BEGIN ROWS

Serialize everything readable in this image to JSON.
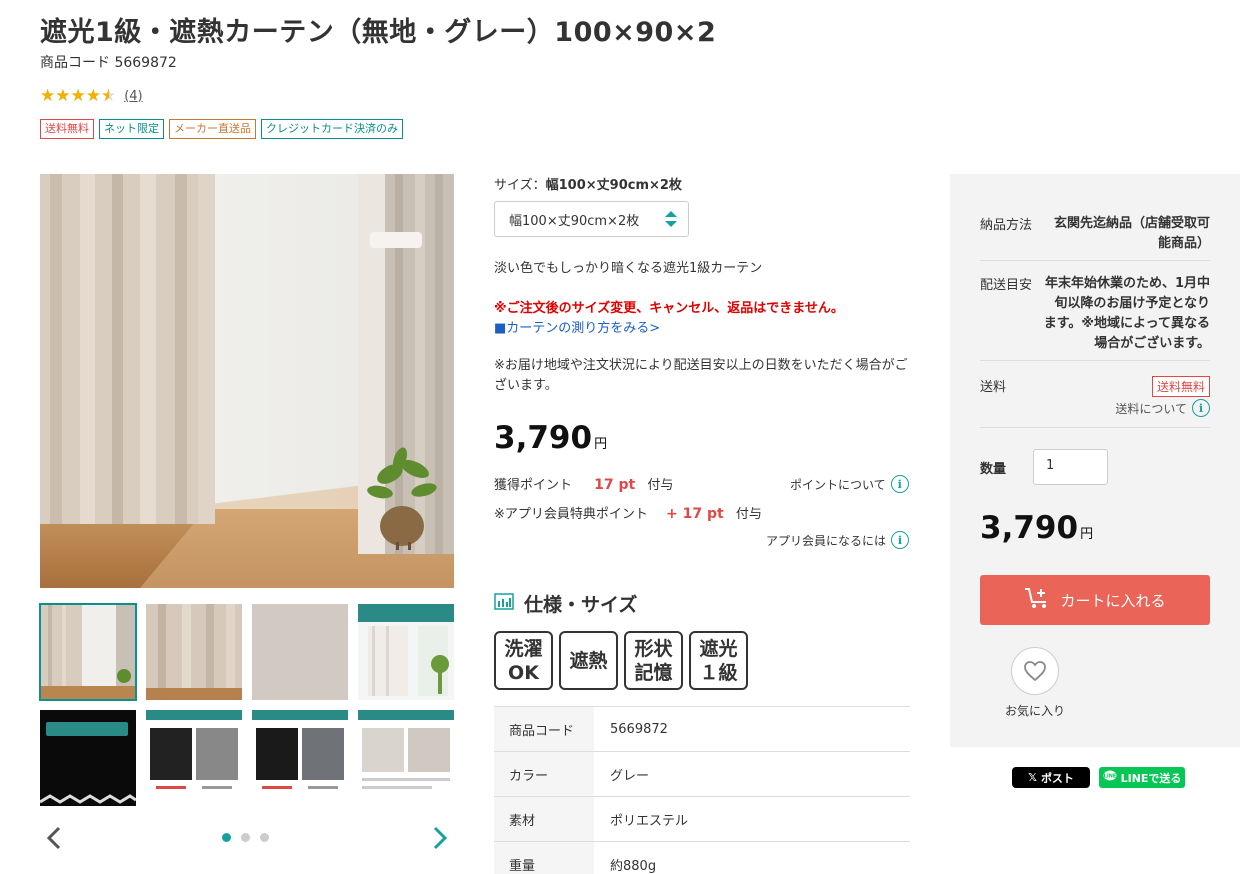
{
  "product": {
    "title": "遮光1級・遮熱カーテン（無地・グレー）100×90×2",
    "code_label": "商品コード",
    "code_value": "5669872",
    "rating_stars": 4.5,
    "review_count": "(4)",
    "badges": [
      "送料無料",
      "ネット限定",
      "メーカー直送品",
      "クレジットカード決済のみ"
    ]
  },
  "gallery": {
    "active_index": 0,
    "page_count": 3,
    "active_page": 0,
    "thumb5_caption": "淡い色でもしっかり遮光",
    "thumb4_caption": "淡く明るい色ならではの良さ"
  },
  "options": {
    "size_label_prefix": "サイズ：",
    "size_label_value": "幅100×丈90cm×2枚",
    "size_select_value": "幅100×丈90cm×2枚"
  },
  "description": {
    "catch": "淡い色でもしっかり暗くなる遮光1級カーテン",
    "warning": "※ご注文後のサイズ変更、キャンセル、返品はできません。",
    "measure_link": "■カーテンの測り方をみる>",
    "delivery_note": "※お届け地域や注文状況により配送目安以上の日数をいただく場合がございます。"
  },
  "price": {
    "amount": "3,790",
    "unit": "円"
  },
  "points": {
    "earn_label": "獲得ポイント",
    "earn_value": "17 pt",
    "earn_suffix": "付与",
    "about_points_link": "ポイントについて",
    "app_label": "※アプリ会員特典ポイント",
    "app_value": "+ 17 pt",
    "app_suffix": "付与",
    "app_member_link": "アプリ会員になるには"
  },
  "spec": {
    "heading": "仕様・サイズ",
    "icons": [
      {
        "line1": "洗濯",
        "line2": "OK"
      },
      {
        "line1": "遮熱",
        "line2": ""
      },
      {
        "line1": "形状",
        "line2": "記憶"
      },
      {
        "line1": "遮光",
        "line2": "１級"
      }
    ],
    "rows": [
      {
        "key": "商品コード",
        "value": "5669872"
      },
      {
        "key": "カラー",
        "value": "グレー"
      },
      {
        "key": "素材",
        "value": "ポリエステル"
      },
      {
        "key": "重量",
        "value": "約880g"
      }
    ]
  },
  "panel": {
    "delivery_method_label": "納品方法",
    "delivery_method_value": "玄関先迄納品（店舗受取可能商品）",
    "delivery_eta_label": "配送目安",
    "delivery_eta_value": "年末年始休業のため、1月中旬以降のお届け予定となります。※地域によって異なる場合がございます。",
    "shipping_label": "送料",
    "shipping_badge": "送料無料",
    "shipping_about": "送料について",
    "quantity_label": "数量",
    "quantity_value": "1",
    "price_amount": "3,790",
    "price_unit": "円",
    "cart_button": "カートに入れる",
    "favorite_label": "お気に入り"
  },
  "share": {
    "x_label": "ポスト",
    "line_label": "LINEで送る"
  },
  "colors": {
    "accent_teal": "#17a0a0",
    "cart_red": "#ea6458",
    "warning_red": "#e00000",
    "link_blue": "#1a5fc4"
  }
}
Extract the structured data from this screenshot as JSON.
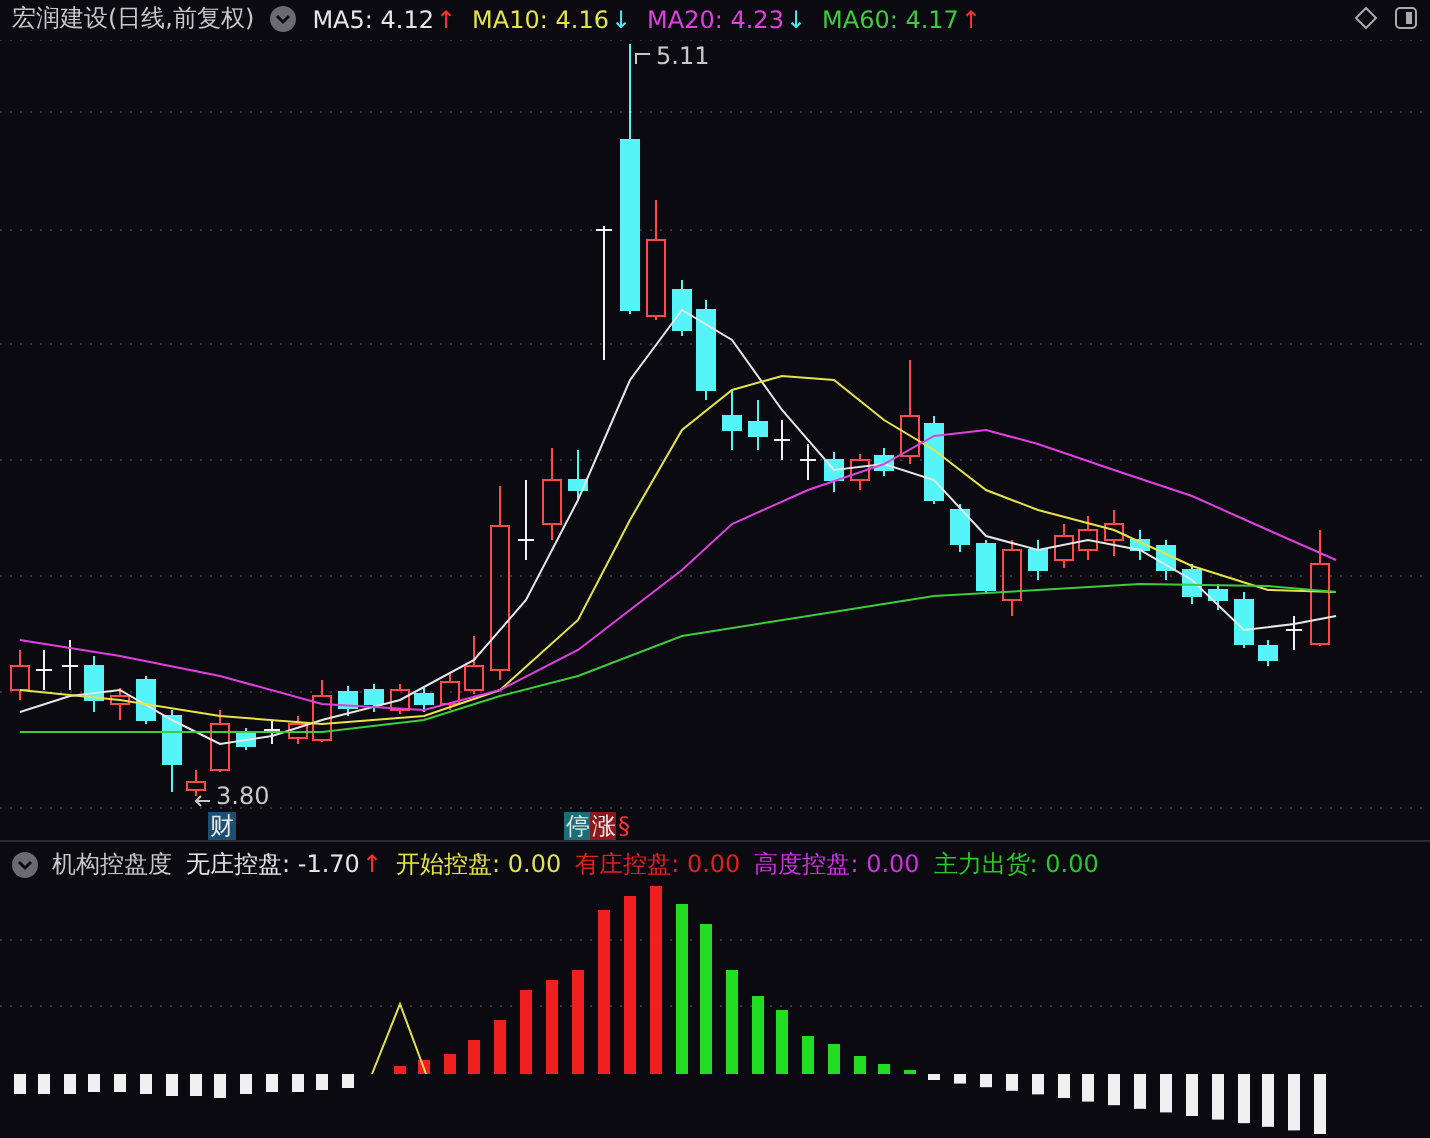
{
  "header": {
    "title": "宏润建设(日线,前复权)",
    "ma": [
      {
        "label": "MA5:",
        "value": "4.12",
        "color": "#e6e6e6",
        "arrow": {
          "text": "↑",
          "color": "#ff3030"
        }
      },
      {
        "label": "MA10:",
        "value": "4.16",
        "color": "#e6e34a",
        "arrow": {
          "text": "↓",
          "color": "#50e8f0"
        }
      },
      {
        "label": "MA20:",
        "value": "4.23",
        "color": "#e040e0",
        "arrow": {
          "text": "↓",
          "color": "#50e8f0"
        }
      },
      {
        "label": "MA60:",
        "value": "4.17",
        "color": "#3ccc3c",
        "arrow": {
          "text": "↑",
          "color": "#ff3030"
        }
      }
    ]
  },
  "price_chart": {
    "high_label": "5.11",
    "low_label": "3.80",
    "markers": [
      {
        "text": "财",
        "color": "#1d4f73"
      },
      {
        "text": "停",
        "color": "#1b6e78"
      },
      {
        "text": "涨",
        "color": "#8a1a1a"
      },
      {
        "text": "§",
        "color": "#0b0a10"
      }
    ]
  },
  "indicator": {
    "title": "机构控盘度",
    "items": [
      {
        "label": "无庄控盘:",
        "value": "-1.70",
        "color": "#e6e6e6",
        "arrow": {
          "text": "↑",
          "color": "#ff3030"
        }
      },
      {
        "label": "开始控盘:",
        "value": "0.00",
        "color": "#e6e34a"
      },
      {
        "label": "有庄控盘:",
        "value": "0.00",
        "color": "#e02020"
      },
      {
        "label": "高度控盘:",
        "value": "0.00",
        "color": "#d030e0"
      },
      {
        "label": "主力出货:",
        "value": "0.00",
        "color": "#28c828"
      }
    ]
  }
}
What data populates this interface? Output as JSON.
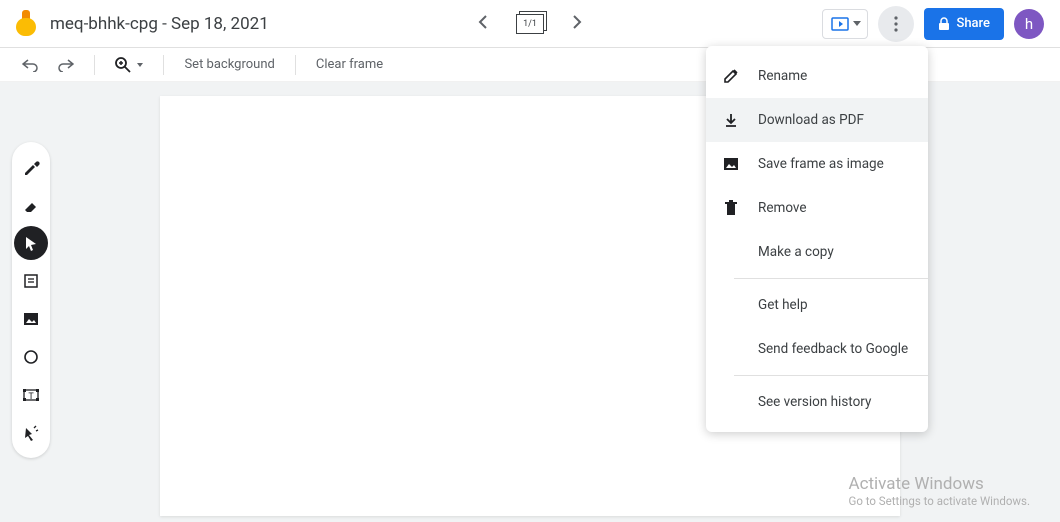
{
  "header": {
    "title": "meq-bhhk-cpg - Sep 18, 2021",
    "frame_indicator": "1/1",
    "share_label": "Share",
    "avatar_letter": "h"
  },
  "toolbar": {
    "set_background": "Set background",
    "clear_frame": "Clear frame"
  },
  "side_tools": [
    {
      "name": "eyedropper-tool",
      "active": false
    },
    {
      "name": "eraser-tool",
      "active": false
    },
    {
      "name": "pointer-tool",
      "active": true
    },
    {
      "name": "note-tool",
      "active": false
    },
    {
      "name": "image-tool",
      "active": false
    },
    {
      "name": "shape-tool",
      "active": false
    },
    {
      "name": "textbox-tool",
      "active": false
    },
    {
      "name": "laser-tool",
      "active": false
    }
  ],
  "menu": {
    "items": [
      {
        "label": "Rename",
        "icon": "edit-icon"
      },
      {
        "label": "Download as PDF",
        "icon": "download-icon",
        "hover": true
      },
      {
        "label": "Save frame as image",
        "icon": "image-icon"
      },
      {
        "label": "Remove",
        "icon": "trash-icon"
      },
      {
        "label": "Make a copy",
        "icon": ""
      }
    ],
    "group2": [
      {
        "label": "Get help"
      },
      {
        "label": "Send feedback to Google"
      }
    ],
    "group3": [
      {
        "label": "See version history"
      }
    ]
  },
  "watermark": {
    "line1": "Activate Windows",
    "line2": "Go to Settings to activate Windows."
  }
}
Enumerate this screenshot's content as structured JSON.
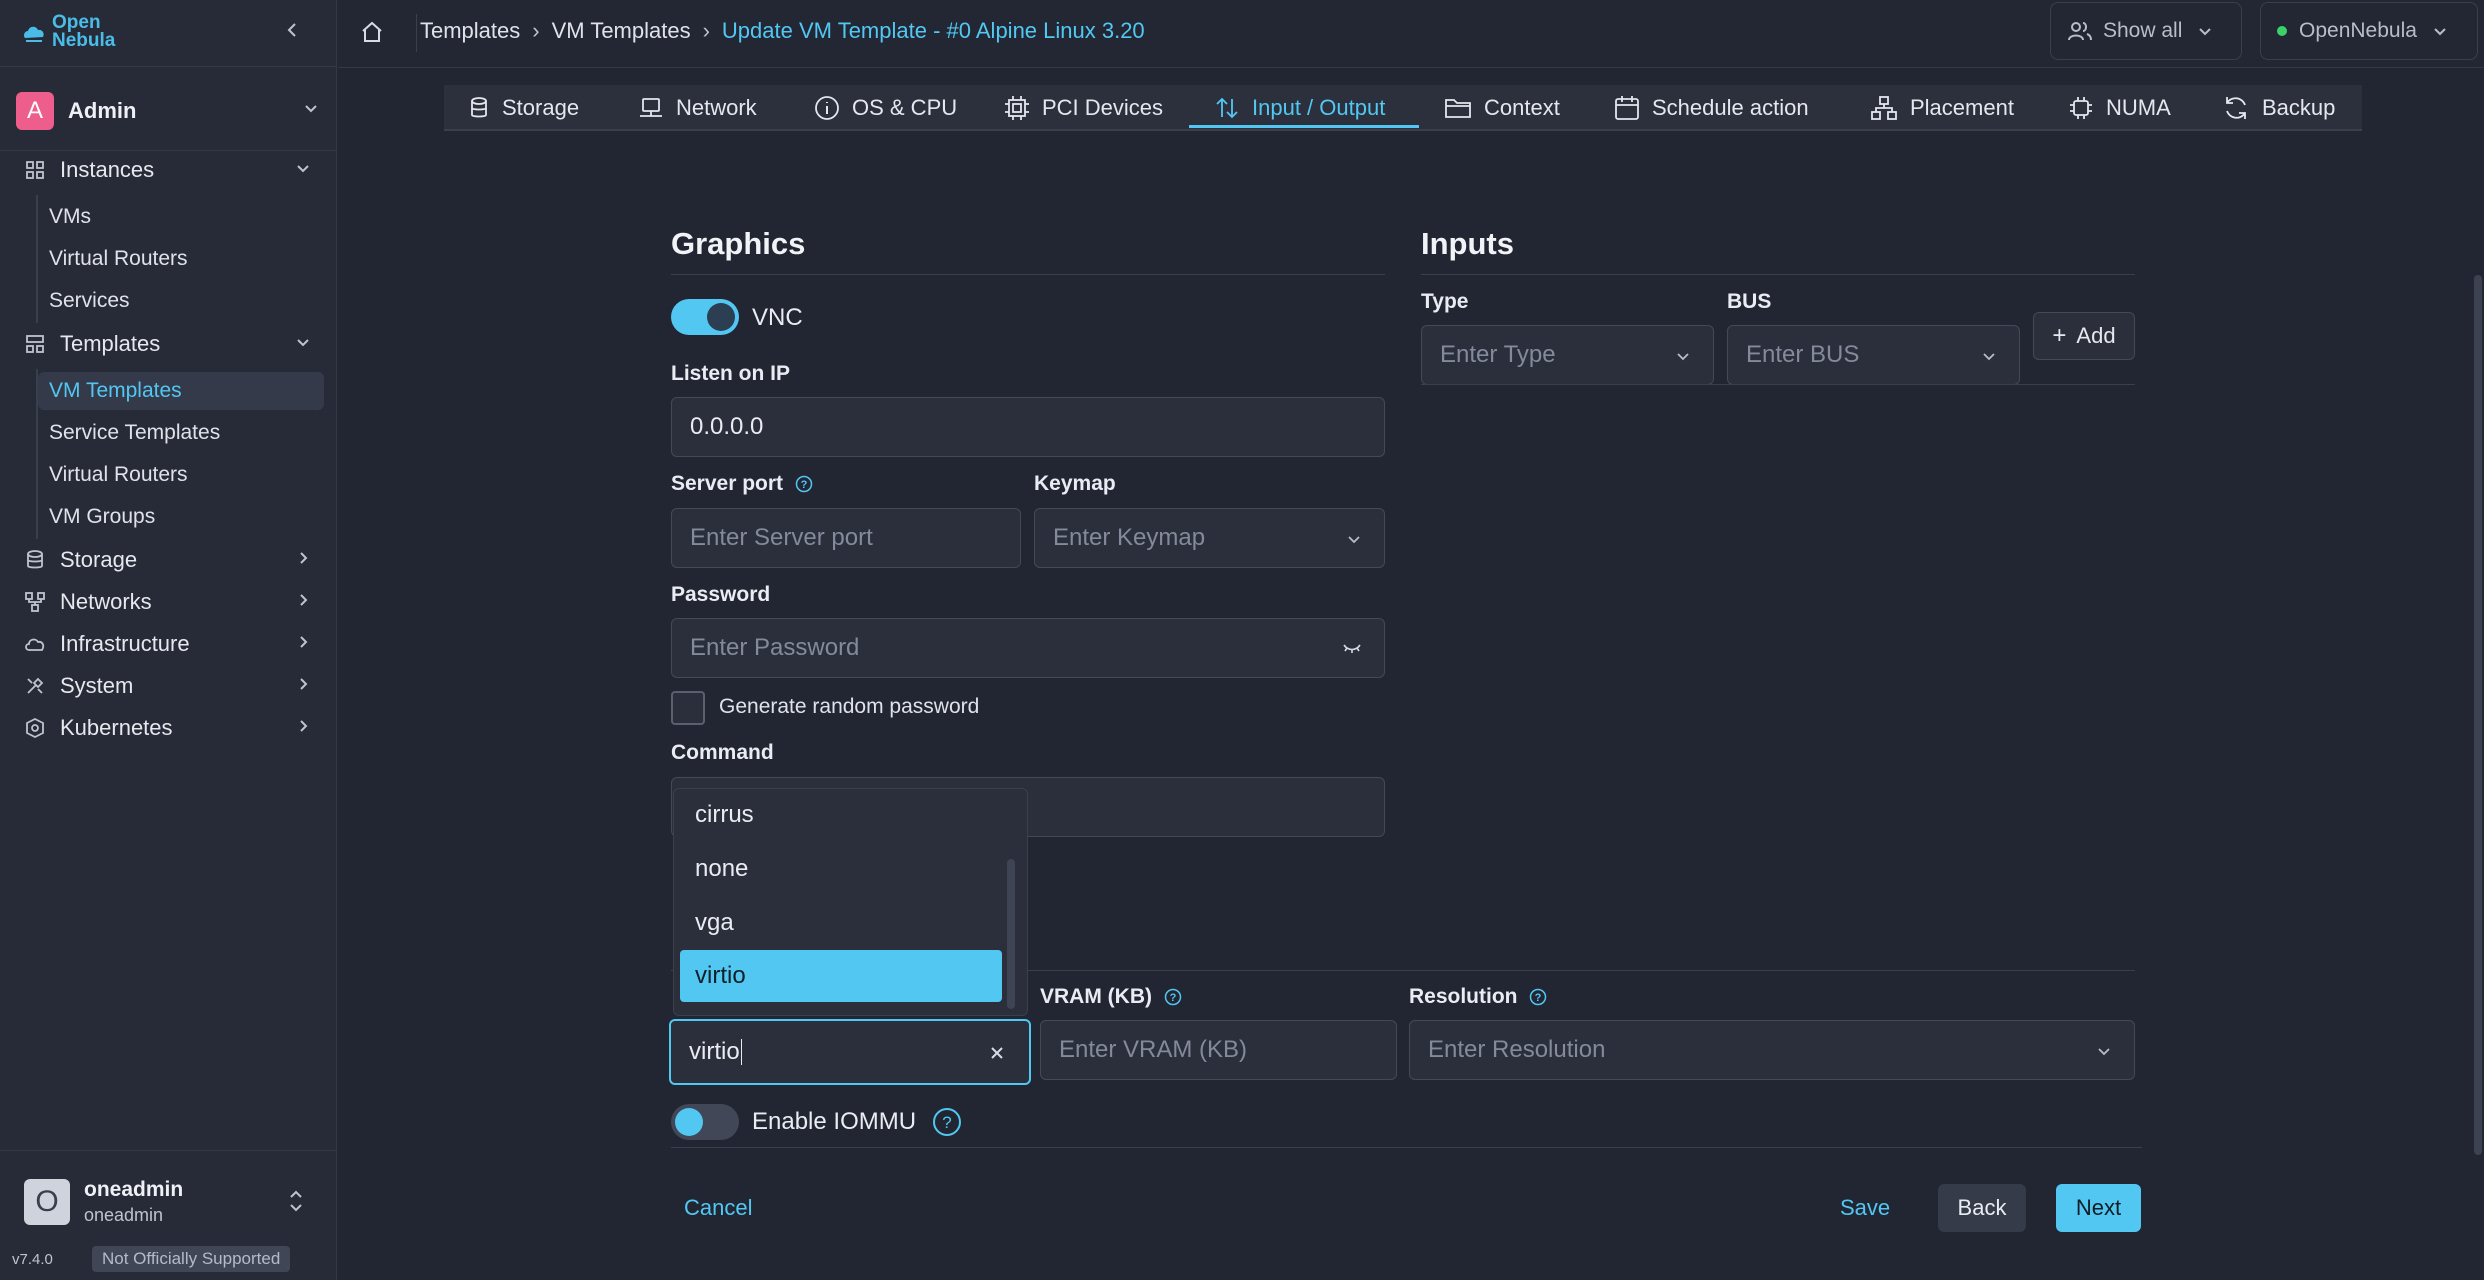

END ROWS

§ **WORK TO BE COMPLETED**:
Reproduce the material in full, word for word, and omit the pictures.

§ **TASK RESULT**:
Serialize everything readable in this image to JSON.
{
  "product": {
    "title": "遮光1級・遮熱カーテン（無地・グレー）100×90×2",
    "code_label": "商品コード",
    "code_value": "5669872",
    "rating_stars": 4.5,
    "review_count": "(4)",
    "badges": [
      "送料無料",
      "ネット限定",
      "メーカー直送品",
      "クレジットカード決済のみ"
    ]
  },
  "gallery": {
    "active_index": 0,
    "page_count": 3,
    "active_page": 0,
    "thumb5_caption": "淡い色でもしっかり遮光",
    "thumb4_caption": "淡く明るい色ならではの良さ"
  },
  "options": {
    "size_label_prefix": "サイズ：",
    "size_label_value": "幅100×丈90cm×2枚",
    "size_select_value": "幅100×丈90cm×2枚"
  },
  "description": {
    "catch": "淡い色でもしっかり暗くなる遮光1級カーテン",
    "warning": "※ご注文後のサイズ変更、キャンセル、返品はできません。",
    "measure_link": "■カーテンの測り方をみる>",
    "delivery_note": "※お届け地域や注文状況により配送目安以上の日数をいただく場合がございます。"
  },
  "price": {
    "amount": "3,790",
    "unit": "円"
  },
  "points": {
    "earn_label": "獲得ポイント",
    "earn_value": "17 pt",
    "earn_suffix": "付与",
    "about_points_link": "ポイントについて",
    "app_label": "※アプリ会員特典ポイント",
    "app_value": "+ 17 pt",
    "app_suffix": "付与",
    "app_member_link": "アプリ会員になるには"
  },
  "spec": {
    "heading": "仕様・サイズ",
    "icons": [
      {
        "line1": "洗濯",
        "line2": "OK"
      },
      {
        "line1": "遮熱",
        "line2": ""
      },
      {
        "line1": "形状",
        "line2": "記憶"
      },
      {
        "line1": "遮光",
        "line2": "１級"
      }
    ],
    "rows": [
      {
        "key": "商品コード",
        "value": "5669872"
      },
      {
        "key": "カラー",
        "value": "グレー"
      },
      {
        "key": "素材",
        "value": "ポリエステル"
      },
      {
        "key": "重量",
        "value": "約880g"
      }
    ]
  },
  "panel": {
    "delivery_method_label": "納品方法",
    "delivery_method_value": "玄関先迄納品（店舗受取可能商品）",
    "delivery_eta_label": "配送目安",
    "delivery_eta_value": "年末年始休業のため、1月中旬以降のお届け予定となります。※地域によって異なる場合がございます。",
    "shipping_label": "送料",
    "shipping_badge": "送料無料",
    "shipping_about": "送料について",
    "quantity_label": "数量",
    "quantity_value": "1",
    "price_amount": "3,790",
    "price_unit": "円",
    "cart_button": "カートに入れる",
    "favorite_label": "お気に入り"
  },
  "share": {
    "x_label": "ポスト",
    "line_label": "LINEで送る"
  },
  "colors": {
    "accent_teal": "#17a0a0",
    "cart_red": "#ea6458",
    "warning_red": "#e00000",
    "link_blue": "#1a5fc4"
  }
}
Extract the structured data from this screenshot as JSON.
{
  "header": {
    "title": "宏润建设(日线,前复权)",
    "ma": [
      {
        "label": "MA5:",
        "value": "4.12",
        "color": "#e6e6e6",
        "arrow": {
          "text": "↑",
          "color": "#ff3030"
        }
      },
      {
        "label": "MA10:",
        "value": "4.16",
        "color": "#e6e34a",
        "arrow": {
          "text": "↓",
          "color": "#50e8f0"
        }
      },
      {
        "label": "MA20:",
        "value": "4.23",
        "color": "#e040e0",
        "arrow": {
          "text": "↓",
          "color": "#50e8f0"
        }
      },
      {
        "label": "MA60:",
        "value": "4.17",
        "color": "#3ccc3c",
        "arrow": {
          "text": "↑",
          "color": "#ff3030"
        }
      }
    ]
  },
  "price_chart": {
    "high_label": "5.11",
    "low_label": "3.80",
    "markers": [
      {
        "text": "财",
        "color": "#1d4f73"
      },
      {
        "text": "停",
        "color": "#1b6e78"
      },
      {
        "text": "涨",
        "color": "#8a1a1a"
      },
      {
        "text": "§",
        "color": "#0b0a10"
      }
    ]
  },
  "indicator": {
    "title": "机构控盘度",
    "items": [
      {
        "label": "无庄控盘:",
        "value": "-1.70",
        "color": "#e6e6e6",
        "arrow": {
          "text": "↑",
          "color": "#ff3030"
        }
      },
      {
        "label": "开始控盘:",
        "value": "0.00",
        "color": "#e6e34a"
      },
      {
        "label": "有庄控盘:",
        "value": "0.00",
        "color": "#e02020"
      },
      {
        "label": "高度控盘:",
        "value": "0.00",
        "color": "#d030e0"
      },
      {
        "label": "主力出货:",
        "value": "0.00",
        "color": "#28c828"
      }
    ]
  }
}
What data populates this interface? Output as JSON.
{
  "header": {
    "title": "meq-bhhk-cpg - Sep 18, 2021",
    "frame_indicator": "1/1",
    "share_label": "Share",
    "avatar_letter": "h"
  },
  "toolbar": {
    "set_background": "Set background",
    "clear_frame": "Clear frame"
  },
  "side_tools": [
    {
      "name": "eyedropper-tool",
      "active": false
    },
    {
      "name": "eraser-tool",
      "active": false
    },
    {
      "name": "pointer-tool",
      "active": true
    },
    {
      "name": "note-tool",
      "active": false
    },
    {
      "name": "image-tool",
      "active": false
    },
    {
      "name": "shape-tool",
      "active": false
    },
    {
      "name": "textbox-tool",
      "active": false
    },
    {
      "name": "laser-tool",
      "active": false
    }
  ],
  "menu": {
    "items": [
      {
        "label": "Rename",
        "icon": "edit-icon"
      },
      {
        "label": "Download as PDF",
        "icon": "download-icon",
        "hover": true
      },
      {
        "label": "Save frame as image",
        "icon": "image-icon"
      },
      {
        "label": "Remove",
        "icon": "trash-icon"
      },
      {
        "label": "Make a copy",
        "icon": ""
      }
    ],
    "group2": [
      {
        "label": "Get help"
      },
      {
        "label": "Send feedback to Google"
      }
    ],
    "group3": [
      {
        "label": "See version history"
      }
    ]
  },
  "watermark": {
    "line1": "Activate Windows",
    "line2": "Go to Settings to activate Windows."
  }
}
Enumerate this screenshot's content as structured JSON.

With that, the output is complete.